■ **What is being asked**: Reproduce the listing below without any change.

■ **Records to process**:

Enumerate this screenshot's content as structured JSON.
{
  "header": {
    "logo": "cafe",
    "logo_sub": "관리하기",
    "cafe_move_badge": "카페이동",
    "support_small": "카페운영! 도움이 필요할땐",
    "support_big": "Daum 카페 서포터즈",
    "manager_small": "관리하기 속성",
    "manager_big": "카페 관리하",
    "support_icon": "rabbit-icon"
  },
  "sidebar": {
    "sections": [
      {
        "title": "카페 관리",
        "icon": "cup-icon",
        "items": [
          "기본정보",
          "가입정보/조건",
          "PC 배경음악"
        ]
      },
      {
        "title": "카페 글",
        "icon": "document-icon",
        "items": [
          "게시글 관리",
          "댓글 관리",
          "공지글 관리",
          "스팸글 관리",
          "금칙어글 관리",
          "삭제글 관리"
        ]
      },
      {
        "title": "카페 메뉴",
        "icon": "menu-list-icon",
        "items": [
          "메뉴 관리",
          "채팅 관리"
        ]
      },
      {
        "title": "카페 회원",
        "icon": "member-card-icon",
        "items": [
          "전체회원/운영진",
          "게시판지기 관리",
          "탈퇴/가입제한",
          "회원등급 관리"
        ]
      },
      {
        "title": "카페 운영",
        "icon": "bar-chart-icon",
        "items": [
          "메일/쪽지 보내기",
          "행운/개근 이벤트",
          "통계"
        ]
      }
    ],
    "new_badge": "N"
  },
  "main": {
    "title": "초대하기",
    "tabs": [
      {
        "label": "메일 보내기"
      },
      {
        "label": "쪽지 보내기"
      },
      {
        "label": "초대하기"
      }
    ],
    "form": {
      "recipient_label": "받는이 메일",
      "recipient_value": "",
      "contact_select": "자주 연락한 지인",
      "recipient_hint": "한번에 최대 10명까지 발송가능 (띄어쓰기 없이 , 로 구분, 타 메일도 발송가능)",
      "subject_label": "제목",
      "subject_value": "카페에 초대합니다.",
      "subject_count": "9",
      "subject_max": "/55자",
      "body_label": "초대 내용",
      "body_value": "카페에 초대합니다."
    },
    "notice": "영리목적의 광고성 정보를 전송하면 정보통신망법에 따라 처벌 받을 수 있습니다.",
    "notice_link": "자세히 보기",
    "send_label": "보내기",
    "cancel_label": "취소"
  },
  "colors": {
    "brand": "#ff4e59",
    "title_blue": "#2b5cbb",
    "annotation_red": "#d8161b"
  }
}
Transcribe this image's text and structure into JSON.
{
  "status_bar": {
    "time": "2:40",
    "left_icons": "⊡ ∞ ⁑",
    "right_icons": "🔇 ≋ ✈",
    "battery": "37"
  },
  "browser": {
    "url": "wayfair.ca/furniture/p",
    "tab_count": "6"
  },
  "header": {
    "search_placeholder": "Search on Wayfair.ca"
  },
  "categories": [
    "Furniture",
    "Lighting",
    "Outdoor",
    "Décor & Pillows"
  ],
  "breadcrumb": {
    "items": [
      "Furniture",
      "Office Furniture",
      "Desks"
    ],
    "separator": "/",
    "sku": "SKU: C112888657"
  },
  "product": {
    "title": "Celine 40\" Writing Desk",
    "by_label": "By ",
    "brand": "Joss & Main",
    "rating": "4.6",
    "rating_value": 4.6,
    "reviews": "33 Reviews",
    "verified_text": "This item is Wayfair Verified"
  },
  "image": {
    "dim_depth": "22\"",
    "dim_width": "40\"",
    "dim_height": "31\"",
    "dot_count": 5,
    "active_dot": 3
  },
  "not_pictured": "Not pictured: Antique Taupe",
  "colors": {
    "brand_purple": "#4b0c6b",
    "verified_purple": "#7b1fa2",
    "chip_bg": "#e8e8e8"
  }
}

■ **Solution**:
Enumerate this screenshot's content as structured JSON.
{
  "header": {
    "logo": "cafe",
    "logo_sub": "관리하기",
    "cafe_move_badge": "카페이동",
    "support_small": "카페운영! 도움이 필요할땐",
    "support_big": "Daum 카페 서포터즈",
    "manager_small": "관리하기 속성",
    "manager_big": "카페 관리하",
    "support_icon": "rabbit-icon"
  },
  "sidebar": {
    "sections": [
      {
        "title": "카페 관리",
        "icon": "cup-icon",
        "items": [
          "기본정보",
          "가입정보/조건",
          "PC 배경음악"
        ]
      },
      {
        "title": "카페 글",
        "icon": "document-icon",
        "items": [
          "게시글 관리",
          "댓글 관리",
          "공지글 관리",
          "스팸글 관리",
          "금칙어글 관리",
          "삭제글 관리"
        ]
      },
      {
        "title": "카페 메뉴",
        "icon": "menu-list-icon",
        "items": [
          "메뉴 관리",
          "채팅 관리"
        ]
      },
      {
        "title": "카페 회원",
        "icon": "member-card-icon",
        "items": [
          "전체회원/운영진",
          "게시판지기 관리",
          "탈퇴/가입제한",
          "회원등급 관리"
        ]
      },
      {
        "title": "카페 운영",
        "icon": "bar-chart-icon",
        "items": [
          "메일/쪽지 보내기",
          "행운/개근 이벤트",
          "통계"
        ]
      }
    ],
    "new_badge": "N"
  },
  "main": {
    "title": "초대하기",
    "tabs": [
      {
        "label": "메일 보내기"
      },
      {
        "label": "쪽지 보내기"
      },
      {
        "label": "초대하기"
      }
    ],
    "form": {
      "recipient_label": "받는이 메일",
      "recipient_value": "",
      "contact_select": "자주 연락한 지인",
      "recipient_hint": "한번에 최대 10명까지 발송가능 (띄어쓰기 없이 , 로 구분, 타 메일도 발송가능)",
      "subject_label": "제목",
      "subject_value": "카페에 초대합니다.",
      "subject_count": "9",
      "subject_max": "/55자",
      "body_label": "초대 내용",
      "body_value": "카페에 초대합니다."
    },
    "notice": "영리목적의 광고성 정보를 전송하면 정보통신망법에 따라 처벌 받을 수 있습니다.",
    "notice_link": "자세히 보기",
    "send_label": "보내기",
    "cancel_label": "취소"
  },
  "colors": {
    "brand": "#ff4e59",
    "title_blue": "#2b5cbb",
    "annotation_red": "#d8161b"
  }
}
Transcribe this image's text and structure into JSON.
{
  "status_bar": {
    "time": "2:40",
    "left_icons": "⊡ ∞ ⁑",
    "right_icons": "🔇 ≋ ✈",
    "battery": "37"
  },
  "browser": {
    "url": "wayfair.ca/furniture/p",
    "tab_count": "6"
  },
  "header": {
    "search_placeholder": "Search on Wayfair.ca"
  },
  "categories": [
    "Furniture",
    "Lighting",
    "Outdoor",
    "Décor & Pillows"
  ],
  "breadcrumb": {
    "items": [
      "Furniture",
      "Office Furniture",
      "Desks"
    ],
    "separator": "/",
    "sku": "SKU: C112888657"
  },
  "product": {
    "title": "Celine 40\" Writing Desk",
    "by_label": "By ",
    "brand": "Joss & Main",
    "rating": "4.6",
    "rating_value": 4.6,
    "reviews": "33 Reviews",
    "verified_text": "This item is Wayfair Verified"
  },
  "image": {
    "dim_depth": "22\"",
    "dim_width": "40\"",
    "dim_height": "31\"",
    "dot_count": 5,
    "active_dot": 3
  },
  "not_pictured": "Not pictured: Antique Taupe",
  "colors": {
    "brand_purple": "#4b0c6b",
    "verified_purple": "#7b1fa2",
    "chip_bg": "#e8e8e8"
  }
}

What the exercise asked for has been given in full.